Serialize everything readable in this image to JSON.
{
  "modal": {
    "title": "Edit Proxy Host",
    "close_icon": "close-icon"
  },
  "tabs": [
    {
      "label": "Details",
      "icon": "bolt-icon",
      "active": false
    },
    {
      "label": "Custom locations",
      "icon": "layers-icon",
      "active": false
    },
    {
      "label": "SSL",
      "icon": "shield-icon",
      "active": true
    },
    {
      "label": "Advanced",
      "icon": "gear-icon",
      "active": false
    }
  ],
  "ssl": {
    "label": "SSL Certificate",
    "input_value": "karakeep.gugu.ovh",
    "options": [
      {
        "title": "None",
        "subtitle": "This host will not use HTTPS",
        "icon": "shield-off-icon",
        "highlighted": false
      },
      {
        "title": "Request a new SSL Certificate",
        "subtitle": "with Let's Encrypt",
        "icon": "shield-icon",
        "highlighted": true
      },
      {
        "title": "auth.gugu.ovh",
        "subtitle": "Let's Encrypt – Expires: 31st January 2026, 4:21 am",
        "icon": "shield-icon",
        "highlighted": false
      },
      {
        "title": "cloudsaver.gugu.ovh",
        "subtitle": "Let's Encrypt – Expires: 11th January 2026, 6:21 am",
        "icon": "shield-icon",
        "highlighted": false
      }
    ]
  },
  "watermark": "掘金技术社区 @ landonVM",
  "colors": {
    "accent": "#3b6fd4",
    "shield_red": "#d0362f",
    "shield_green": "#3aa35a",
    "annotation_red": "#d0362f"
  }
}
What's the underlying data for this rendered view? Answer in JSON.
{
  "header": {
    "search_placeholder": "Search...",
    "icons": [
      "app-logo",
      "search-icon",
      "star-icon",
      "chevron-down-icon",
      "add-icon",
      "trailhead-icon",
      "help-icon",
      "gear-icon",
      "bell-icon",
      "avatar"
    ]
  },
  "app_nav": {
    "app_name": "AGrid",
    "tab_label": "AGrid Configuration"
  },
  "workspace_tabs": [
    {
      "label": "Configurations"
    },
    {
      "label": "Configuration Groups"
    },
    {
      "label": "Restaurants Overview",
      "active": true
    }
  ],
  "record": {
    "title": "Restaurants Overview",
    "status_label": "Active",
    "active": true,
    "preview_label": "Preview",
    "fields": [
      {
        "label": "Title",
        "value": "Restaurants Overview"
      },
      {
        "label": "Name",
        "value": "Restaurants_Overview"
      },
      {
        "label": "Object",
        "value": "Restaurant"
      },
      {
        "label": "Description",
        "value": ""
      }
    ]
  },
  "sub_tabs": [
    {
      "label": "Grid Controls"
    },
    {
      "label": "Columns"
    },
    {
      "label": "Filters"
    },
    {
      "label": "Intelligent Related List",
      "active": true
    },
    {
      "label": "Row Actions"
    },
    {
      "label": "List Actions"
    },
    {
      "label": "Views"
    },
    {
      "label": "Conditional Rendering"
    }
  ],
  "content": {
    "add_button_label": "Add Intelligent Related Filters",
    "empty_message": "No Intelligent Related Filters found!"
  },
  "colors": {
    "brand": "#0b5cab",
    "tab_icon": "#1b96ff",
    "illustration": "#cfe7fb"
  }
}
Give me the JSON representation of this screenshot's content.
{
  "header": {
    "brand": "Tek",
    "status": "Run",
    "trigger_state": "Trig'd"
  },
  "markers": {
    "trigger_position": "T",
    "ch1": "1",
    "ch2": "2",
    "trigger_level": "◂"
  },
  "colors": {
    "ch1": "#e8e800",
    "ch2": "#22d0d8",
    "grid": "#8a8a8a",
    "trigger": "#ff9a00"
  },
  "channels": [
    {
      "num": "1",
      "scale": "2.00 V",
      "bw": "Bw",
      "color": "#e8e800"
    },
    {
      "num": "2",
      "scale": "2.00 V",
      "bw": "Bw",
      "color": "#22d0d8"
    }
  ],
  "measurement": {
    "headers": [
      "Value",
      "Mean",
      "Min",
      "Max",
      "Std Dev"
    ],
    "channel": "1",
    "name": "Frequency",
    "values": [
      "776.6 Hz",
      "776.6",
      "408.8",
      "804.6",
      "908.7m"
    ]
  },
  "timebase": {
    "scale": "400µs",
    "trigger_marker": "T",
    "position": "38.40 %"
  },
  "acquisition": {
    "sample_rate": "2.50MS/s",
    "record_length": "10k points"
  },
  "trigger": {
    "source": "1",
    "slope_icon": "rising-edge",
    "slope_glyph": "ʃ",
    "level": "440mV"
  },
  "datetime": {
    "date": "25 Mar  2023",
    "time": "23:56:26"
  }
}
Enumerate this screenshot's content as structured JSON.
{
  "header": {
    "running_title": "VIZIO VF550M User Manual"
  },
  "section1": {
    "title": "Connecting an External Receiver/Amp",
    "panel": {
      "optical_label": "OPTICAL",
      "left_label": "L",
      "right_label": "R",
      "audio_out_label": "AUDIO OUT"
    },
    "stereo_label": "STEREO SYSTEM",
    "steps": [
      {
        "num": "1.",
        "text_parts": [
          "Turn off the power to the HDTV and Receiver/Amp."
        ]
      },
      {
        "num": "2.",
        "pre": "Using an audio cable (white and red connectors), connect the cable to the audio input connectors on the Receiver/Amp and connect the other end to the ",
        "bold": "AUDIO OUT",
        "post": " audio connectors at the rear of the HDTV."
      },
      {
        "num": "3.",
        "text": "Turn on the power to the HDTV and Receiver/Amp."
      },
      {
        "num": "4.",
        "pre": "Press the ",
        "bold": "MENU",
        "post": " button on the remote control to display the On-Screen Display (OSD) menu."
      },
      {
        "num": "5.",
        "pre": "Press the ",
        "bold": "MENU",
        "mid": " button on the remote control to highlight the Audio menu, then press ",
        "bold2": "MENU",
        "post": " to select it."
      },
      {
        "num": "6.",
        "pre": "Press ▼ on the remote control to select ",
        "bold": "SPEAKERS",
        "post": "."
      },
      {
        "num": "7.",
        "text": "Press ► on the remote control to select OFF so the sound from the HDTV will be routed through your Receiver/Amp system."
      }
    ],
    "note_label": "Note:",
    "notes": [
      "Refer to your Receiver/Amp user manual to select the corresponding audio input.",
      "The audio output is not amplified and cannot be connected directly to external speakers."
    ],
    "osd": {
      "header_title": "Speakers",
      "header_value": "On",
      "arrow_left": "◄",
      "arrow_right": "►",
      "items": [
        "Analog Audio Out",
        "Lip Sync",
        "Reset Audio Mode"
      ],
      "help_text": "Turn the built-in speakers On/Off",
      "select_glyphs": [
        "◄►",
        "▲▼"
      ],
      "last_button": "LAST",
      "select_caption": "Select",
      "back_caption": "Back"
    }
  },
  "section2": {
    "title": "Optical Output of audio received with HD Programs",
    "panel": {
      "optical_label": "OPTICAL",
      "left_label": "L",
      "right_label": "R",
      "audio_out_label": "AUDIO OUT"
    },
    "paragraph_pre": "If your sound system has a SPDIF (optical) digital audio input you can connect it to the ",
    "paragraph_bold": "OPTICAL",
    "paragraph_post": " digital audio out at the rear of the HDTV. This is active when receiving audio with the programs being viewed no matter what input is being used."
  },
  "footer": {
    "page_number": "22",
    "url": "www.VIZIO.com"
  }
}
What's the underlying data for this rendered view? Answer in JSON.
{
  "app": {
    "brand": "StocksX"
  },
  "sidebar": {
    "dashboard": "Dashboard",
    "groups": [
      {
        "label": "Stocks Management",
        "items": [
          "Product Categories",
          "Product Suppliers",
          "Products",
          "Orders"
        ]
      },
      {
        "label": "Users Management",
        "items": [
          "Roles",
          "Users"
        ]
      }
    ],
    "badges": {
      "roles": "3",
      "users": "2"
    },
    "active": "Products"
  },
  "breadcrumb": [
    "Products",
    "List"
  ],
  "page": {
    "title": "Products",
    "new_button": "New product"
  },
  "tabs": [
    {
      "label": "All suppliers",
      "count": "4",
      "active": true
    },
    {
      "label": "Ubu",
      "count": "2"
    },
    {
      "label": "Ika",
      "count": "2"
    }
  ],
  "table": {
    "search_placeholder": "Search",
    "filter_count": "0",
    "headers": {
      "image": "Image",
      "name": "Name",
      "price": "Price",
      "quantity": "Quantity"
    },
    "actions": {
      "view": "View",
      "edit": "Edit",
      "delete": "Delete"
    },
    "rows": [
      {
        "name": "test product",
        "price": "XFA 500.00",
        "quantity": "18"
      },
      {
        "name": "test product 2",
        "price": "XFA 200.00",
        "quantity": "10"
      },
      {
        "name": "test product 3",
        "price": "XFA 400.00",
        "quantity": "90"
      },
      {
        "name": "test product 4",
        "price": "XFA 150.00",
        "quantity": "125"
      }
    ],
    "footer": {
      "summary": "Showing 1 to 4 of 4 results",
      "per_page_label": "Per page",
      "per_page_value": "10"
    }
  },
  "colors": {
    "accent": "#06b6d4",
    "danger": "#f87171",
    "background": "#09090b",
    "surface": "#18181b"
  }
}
::::::::
State the count of lines above containing the string "image", and add nothing to it.

2